--- Start Extracted material ---

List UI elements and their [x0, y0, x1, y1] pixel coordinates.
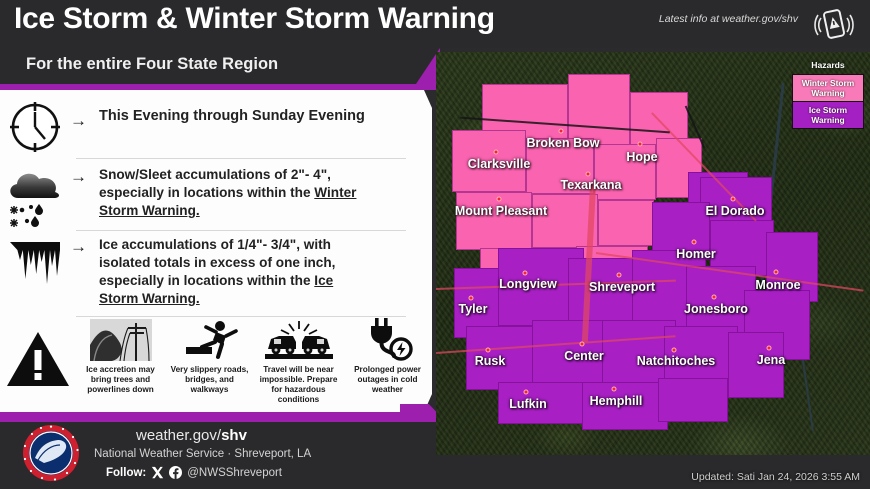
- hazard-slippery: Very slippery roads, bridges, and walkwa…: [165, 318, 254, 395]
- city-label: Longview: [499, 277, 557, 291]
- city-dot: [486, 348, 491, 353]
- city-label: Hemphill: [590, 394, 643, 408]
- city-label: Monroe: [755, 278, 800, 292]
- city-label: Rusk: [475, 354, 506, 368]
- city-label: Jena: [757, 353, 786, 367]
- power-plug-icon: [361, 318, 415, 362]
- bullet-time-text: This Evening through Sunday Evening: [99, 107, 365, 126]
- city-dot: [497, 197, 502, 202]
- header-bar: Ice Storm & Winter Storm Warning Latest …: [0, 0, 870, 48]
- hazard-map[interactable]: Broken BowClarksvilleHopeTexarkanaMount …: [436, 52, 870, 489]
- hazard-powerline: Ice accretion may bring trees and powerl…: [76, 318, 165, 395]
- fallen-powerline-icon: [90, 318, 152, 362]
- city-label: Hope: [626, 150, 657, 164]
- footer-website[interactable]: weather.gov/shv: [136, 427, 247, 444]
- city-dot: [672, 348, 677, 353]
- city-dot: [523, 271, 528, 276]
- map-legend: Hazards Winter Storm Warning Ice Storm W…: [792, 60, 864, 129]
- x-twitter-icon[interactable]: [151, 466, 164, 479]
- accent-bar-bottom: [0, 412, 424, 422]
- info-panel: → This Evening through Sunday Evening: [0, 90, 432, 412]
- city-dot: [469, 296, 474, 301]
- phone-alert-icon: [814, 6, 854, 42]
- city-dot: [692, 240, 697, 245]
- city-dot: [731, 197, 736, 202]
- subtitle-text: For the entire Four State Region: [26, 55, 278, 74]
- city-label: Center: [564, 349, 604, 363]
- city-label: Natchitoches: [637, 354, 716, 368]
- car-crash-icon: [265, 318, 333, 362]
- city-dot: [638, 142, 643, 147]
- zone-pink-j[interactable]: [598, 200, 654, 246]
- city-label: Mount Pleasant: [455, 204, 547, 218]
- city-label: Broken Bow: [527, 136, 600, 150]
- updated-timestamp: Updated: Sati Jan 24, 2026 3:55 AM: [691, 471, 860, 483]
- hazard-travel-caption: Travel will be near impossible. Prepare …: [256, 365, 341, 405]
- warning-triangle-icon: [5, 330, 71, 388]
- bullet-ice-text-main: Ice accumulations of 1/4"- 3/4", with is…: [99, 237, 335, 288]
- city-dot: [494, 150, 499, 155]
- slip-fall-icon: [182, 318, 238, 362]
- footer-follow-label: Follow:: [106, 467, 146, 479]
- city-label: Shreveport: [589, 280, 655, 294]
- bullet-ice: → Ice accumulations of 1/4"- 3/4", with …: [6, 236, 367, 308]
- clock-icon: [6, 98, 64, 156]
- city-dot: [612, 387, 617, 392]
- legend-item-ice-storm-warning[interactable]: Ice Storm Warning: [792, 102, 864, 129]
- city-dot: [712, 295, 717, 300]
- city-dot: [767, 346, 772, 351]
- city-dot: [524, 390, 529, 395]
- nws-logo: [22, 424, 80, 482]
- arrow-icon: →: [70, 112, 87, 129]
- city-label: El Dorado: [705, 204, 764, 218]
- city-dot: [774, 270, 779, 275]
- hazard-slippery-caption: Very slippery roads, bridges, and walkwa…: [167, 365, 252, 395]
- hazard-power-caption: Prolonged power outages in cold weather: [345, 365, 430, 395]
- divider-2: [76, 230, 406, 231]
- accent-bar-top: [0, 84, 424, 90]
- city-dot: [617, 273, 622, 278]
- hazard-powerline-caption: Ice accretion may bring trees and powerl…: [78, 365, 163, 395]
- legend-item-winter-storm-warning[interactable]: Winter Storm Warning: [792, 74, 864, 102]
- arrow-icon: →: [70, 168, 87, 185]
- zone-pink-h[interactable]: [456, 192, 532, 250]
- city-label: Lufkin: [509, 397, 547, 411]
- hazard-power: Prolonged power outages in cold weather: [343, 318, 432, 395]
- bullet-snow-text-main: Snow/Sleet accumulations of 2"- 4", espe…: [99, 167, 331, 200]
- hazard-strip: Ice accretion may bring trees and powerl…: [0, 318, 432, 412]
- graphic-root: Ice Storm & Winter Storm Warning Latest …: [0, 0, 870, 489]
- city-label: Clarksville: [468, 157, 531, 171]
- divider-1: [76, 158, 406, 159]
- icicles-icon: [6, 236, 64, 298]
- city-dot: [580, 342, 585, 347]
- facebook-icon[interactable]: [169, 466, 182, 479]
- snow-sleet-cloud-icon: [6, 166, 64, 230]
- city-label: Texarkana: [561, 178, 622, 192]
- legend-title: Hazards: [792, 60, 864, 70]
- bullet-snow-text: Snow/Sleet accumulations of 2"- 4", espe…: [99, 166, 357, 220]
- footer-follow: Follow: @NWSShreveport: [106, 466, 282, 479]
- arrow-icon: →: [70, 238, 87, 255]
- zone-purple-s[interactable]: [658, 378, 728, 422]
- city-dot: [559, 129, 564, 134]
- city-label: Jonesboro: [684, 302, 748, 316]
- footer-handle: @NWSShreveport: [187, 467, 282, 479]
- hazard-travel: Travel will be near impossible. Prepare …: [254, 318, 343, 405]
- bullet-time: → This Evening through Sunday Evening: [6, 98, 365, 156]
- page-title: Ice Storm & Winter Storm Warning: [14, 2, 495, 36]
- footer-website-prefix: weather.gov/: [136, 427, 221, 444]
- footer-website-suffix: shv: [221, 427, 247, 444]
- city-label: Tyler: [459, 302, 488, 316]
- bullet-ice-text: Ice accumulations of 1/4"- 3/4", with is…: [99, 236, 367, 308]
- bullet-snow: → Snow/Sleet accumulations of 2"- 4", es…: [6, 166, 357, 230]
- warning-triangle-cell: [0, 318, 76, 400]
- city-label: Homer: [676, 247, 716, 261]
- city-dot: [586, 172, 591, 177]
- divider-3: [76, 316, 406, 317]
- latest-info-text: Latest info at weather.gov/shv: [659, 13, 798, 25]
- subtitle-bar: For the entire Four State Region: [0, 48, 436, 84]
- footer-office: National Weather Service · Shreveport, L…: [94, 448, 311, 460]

--- End Extracted material ---
--- Start Extracted material ---

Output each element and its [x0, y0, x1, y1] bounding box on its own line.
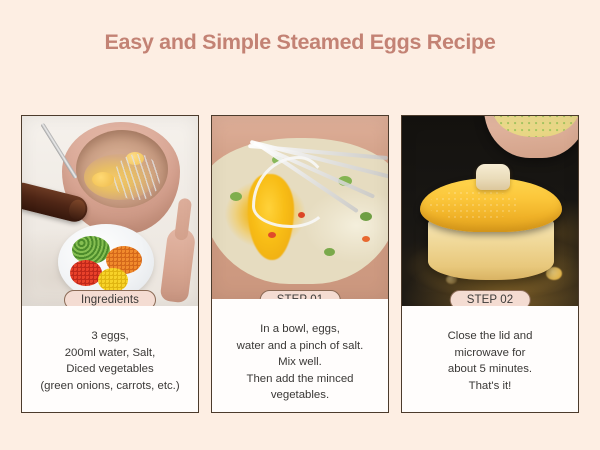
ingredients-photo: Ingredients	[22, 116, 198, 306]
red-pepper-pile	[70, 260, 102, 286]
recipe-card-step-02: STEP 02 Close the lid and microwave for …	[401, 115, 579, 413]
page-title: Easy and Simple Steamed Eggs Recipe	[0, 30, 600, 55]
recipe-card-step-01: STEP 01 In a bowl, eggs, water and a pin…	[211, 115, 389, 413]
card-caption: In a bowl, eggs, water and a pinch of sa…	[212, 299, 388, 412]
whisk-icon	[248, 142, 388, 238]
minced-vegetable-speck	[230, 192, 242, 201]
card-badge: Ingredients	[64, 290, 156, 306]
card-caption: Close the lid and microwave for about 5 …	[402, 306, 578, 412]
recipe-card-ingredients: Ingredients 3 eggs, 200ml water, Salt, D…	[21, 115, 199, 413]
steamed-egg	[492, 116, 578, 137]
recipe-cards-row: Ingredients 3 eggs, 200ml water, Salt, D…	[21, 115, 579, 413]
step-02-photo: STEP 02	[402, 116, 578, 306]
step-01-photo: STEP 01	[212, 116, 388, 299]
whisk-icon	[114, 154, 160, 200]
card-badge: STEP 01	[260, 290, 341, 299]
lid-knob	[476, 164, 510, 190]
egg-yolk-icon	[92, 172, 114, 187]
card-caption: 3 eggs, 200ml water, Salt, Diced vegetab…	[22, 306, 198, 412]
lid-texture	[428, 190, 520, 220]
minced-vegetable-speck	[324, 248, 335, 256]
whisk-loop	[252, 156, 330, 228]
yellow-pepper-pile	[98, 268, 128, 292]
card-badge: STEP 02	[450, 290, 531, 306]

--- End Extracted material ---

Aim
Copy the records verbatim, from the line containing "116, 198, 306]" to the line containing "290, 156, 306]", including both of those lines.

Task solution
ingredients-photo: Ingredients	[22, 116, 198, 306]
red-pepper-pile	[70, 260, 102, 286]
recipe-card-step-02: STEP 02 Close the lid and microwave for …	[401, 115, 579, 413]
page-title: Easy and Simple Steamed Eggs Recipe	[0, 30, 600, 55]
recipe-card-step-01: STEP 01 In a bowl, eggs, water and a pin…	[211, 115, 389, 413]
card-caption: In a bowl, eggs, water and a pinch of sa…	[212, 299, 388, 412]
whisk-icon	[248, 142, 388, 238]
minced-vegetable-speck	[230, 192, 242, 201]
card-badge: Ingredients	[64, 290, 156, 306]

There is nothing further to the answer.